:: DIRECTIVE ::
Omit the pictures from the entries below and retype everything else exactly.

-- start --

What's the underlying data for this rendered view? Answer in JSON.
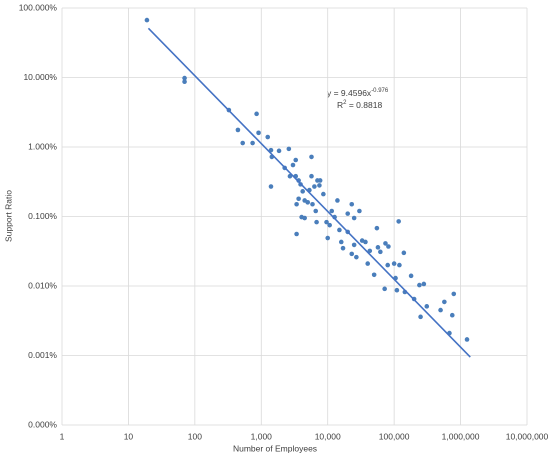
{
  "chart_data": {
    "type": "scatter",
    "x_label": "Number of Employees",
    "y_label": "Support Ratio",
    "xscale": "log",
    "yscale": "log",
    "grid": true,
    "color": "#4a7ebb",
    "xlim": [
      1,
      10000000
    ],
    "xticks": [
      1,
      10,
      100,
      {
        "value": 1000,
        "label": "1,000"
      },
      {
        "value": 10000,
        "label": "10,000"
      },
      {
        "value": 100000,
        "label": "100,000"
      },
      {
        "value": 1000000,
        "label": "1,000,000"
      },
      {
        "value": 10000000,
        "label": "10,000,000"
      }
    ],
    "ylim": [
      0.0001,
      100
    ],
    "yticks": [
      {
        "value": 0.0001,
        "label": "0.000%"
      },
      {
        "value": 0.001,
        "label": "0.001%"
      },
      {
        "value": 0.01,
        "label": "0.010%"
      },
      {
        "value": 0.1,
        "label": "0.100%"
      },
      {
        "value": 1,
        "label": "1.000%"
      },
      {
        "value": 10,
        "label": "10.000%"
      },
      {
        "value": 100,
        "label": "100.000%"
      }
    ],
    "x": [
      19,
      70,
      70,
      325,
      445,
      525,
      850,
      910,
      740,
      1250,
      1400,
      1440,
      1400,
      1850,
      2250,
      2600,
      2700,
      3000,
      3300,
      3300,
      3650,
      3900,
      4200,
      4500,
      4500,
      5300,
      5700,
      5700,
      6300,
      7000,
      7500,
      3400,
      3400,
      3650,
      4050,
      5000,
      5900,
      6600,
      6800,
      7700,
      8600,
      9600,
      10000,
      10700,
      11500,
      12700,
      14000,
      15000,
      16000,
      17000,
      20000,
      20000,
      23000,
      23000,
      25000,
      27000,
      25000,
      30000,
      33000,
      37000,
      43000,
      57000,
      40000,
      55000,
      62000,
      74000,
      82000,
      80000,
      100000,
      110000,
      105000,
      140000,
      145000,
      180000,
      200000,
      240000,
      250000,
      280000,
      310000,
      500000,
      570000,
      750000,
      680000,
      790000,
      1250000,
      117000,
      120000,
      50000,
      72000
    ],
    "values": [
      67,
      9.8,
      8.7,
      3.4,
      1.76,
      1.14,
      3.0,
      1.6,
      1.14,
      1.39,
      0.9,
      0.72,
      0.27,
      0.88,
      0.5,
      0.94,
      0.38,
      0.55,
      0.65,
      0.38,
      0.33,
      0.29,
      0.23,
      0.17,
      0.095,
      0.24,
      0.72,
      0.38,
      0.27,
      0.33,
      0.28,
      0.056,
      0.15,
      0.18,
      0.098,
      0.16,
      0.15,
      0.12,
      0.083,
      0.33,
      0.21,
      0.083,
      0.049,
      0.075,
      0.12,
      0.098,
      0.17,
      0.064,
      0.043,
      0.035,
      0.06,
      0.11,
      0.15,
      0.029,
      0.039,
      0.026,
      0.095,
      0.12,
      0.045,
      0.043,
      0.032,
      0.036,
      0.021,
      0.068,
      0.031,
      0.041,
      0.037,
      0.02,
      0.021,
      0.0087,
      0.013,
      0.03,
      0.0082,
      0.014,
      0.0065,
      0.0103,
      0.0036,
      0.0107,
      0.0051,
      0.0045,
      0.0059,
      0.0038,
      0.0021,
      0.0077,
      0.0017,
      0.085,
      0.02,
      0.0145,
      0.0091
    ],
    "trendline": {
      "x": [
        20,
        1400000
      ],
      "values": [
        51,
        0.00095
      ],
      "color": "#4472c4"
    },
    "annotation": {
      "equation": "y = 9.4596x",
      "exponent": "-0.976",
      "r2_symbol": "R",
      "r2_power": "2",
      "r2_value": " = 0.8818"
    }
  }
}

-- end --

:: FULL OUTPUT ::
What's the underlying data for this rendered view? Answer in JSON.
{
  "chart_data": {
    "type": "scatter",
    "x_label": "Number of Employees",
    "y_label": "Support Ratio",
    "xscale": "log",
    "yscale": "log",
    "grid": true,
    "color": "#4a7ebb",
    "xlim": [
      1,
      10000000
    ],
    "xticks": [
      1,
      10,
      100,
      {
        "value": 1000,
        "label": "1,000"
      },
      {
        "value": 10000,
        "label": "10,000"
      },
      {
        "value": 100000,
        "label": "100,000"
      },
      {
        "value": 1000000,
        "label": "1,000,000"
      },
      {
        "value": 10000000,
        "label": "10,000,000"
      }
    ],
    "ylim": [
      0.0001,
      100
    ],
    "yticks": [
      {
        "value": 0.0001,
        "label": "0.000%"
      },
      {
        "value": 0.001,
        "label": "0.001%"
      },
      {
        "value": 0.01,
        "label": "0.010%"
      },
      {
        "value": 0.1,
        "label": "0.100%"
      },
      {
        "value": 1,
        "label": "1.000%"
      },
      {
        "value": 10,
        "label": "10.000%"
      },
      {
        "value": 100,
        "label": "100.000%"
      }
    ],
    "x": [
      19,
      70,
      70,
      325,
      445,
      525,
      850,
      910,
      740,
      1250,
      1400,
      1440,
      1400,
      1850,
      2250,
      2600,
      2700,
      3000,
      3300,
      3300,
      3650,
      3900,
      4200,
      4500,
      4500,
      5300,
      5700,
      5700,
      6300,
      7000,
      7500,
      3400,
      3400,
      3650,
      4050,
      5000,
      5900,
      6600,
      6800,
      7700,
      8600,
      9600,
      10000,
      10700,
      11500,
      12700,
      14000,
      15000,
      16000,
      17000,
      20000,
      20000,
      23000,
      23000,
      25000,
      27000,
      25000,
      30000,
      33000,
      37000,
      43000,
      57000,
      40000,
      55000,
      62000,
      74000,
      82000,
      80000,
      100000,
      110000,
      105000,
      140000,
      145000,
      180000,
      200000,
      240000,
      250000,
      280000,
      310000,
      500000,
      570000,
      750000,
      680000,
      790000,
      1250000,
      117000,
      120000,
      50000,
      72000
    ],
    "values": [
      67,
      9.8,
      8.7,
      3.4,
      1.76,
      1.14,
      3.0,
      1.6,
      1.14,
      1.39,
      0.9,
      0.72,
      0.27,
      0.88,
      0.5,
      0.94,
      0.38,
      0.55,
      0.65,
      0.38,
      0.33,
      0.29,
      0.23,
      0.17,
      0.095,
      0.24,
      0.72,
      0.38,
      0.27,
      0.33,
      0.28,
      0.056,
      0.15,
      0.18,
      0.098,
      0.16,
      0.15,
      0.12,
      0.083,
      0.33,
      0.21,
      0.083,
      0.049,
      0.075,
      0.12,
      0.098,
      0.17,
      0.064,
      0.043,
      0.035,
      0.06,
      0.11,
      0.15,
      0.029,
      0.039,
      0.026,
      0.095,
      0.12,
      0.045,
      0.043,
      0.032,
      0.036,
      0.021,
      0.068,
      0.031,
      0.041,
      0.037,
      0.02,
      0.021,
      0.0087,
      0.013,
      0.03,
      0.0082,
      0.014,
      0.0065,
      0.0103,
      0.0036,
      0.0107,
      0.0051,
      0.0045,
      0.0059,
      0.0038,
      0.0021,
      0.0077,
      0.0017,
      0.085,
      0.02,
      0.0145,
      0.0091
    ],
    "trendline": {
      "x": [
        20,
        1400000
      ],
      "values": [
        51,
        0.00095
      ],
      "color": "#4472c4"
    },
    "annotation": {
      "equation": "y = 9.4596x",
      "exponent": "-0.976",
      "r2_symbol": "R",
      "r2_power": "2",
      "r2_value": " = 0.8818"
    }
  }
}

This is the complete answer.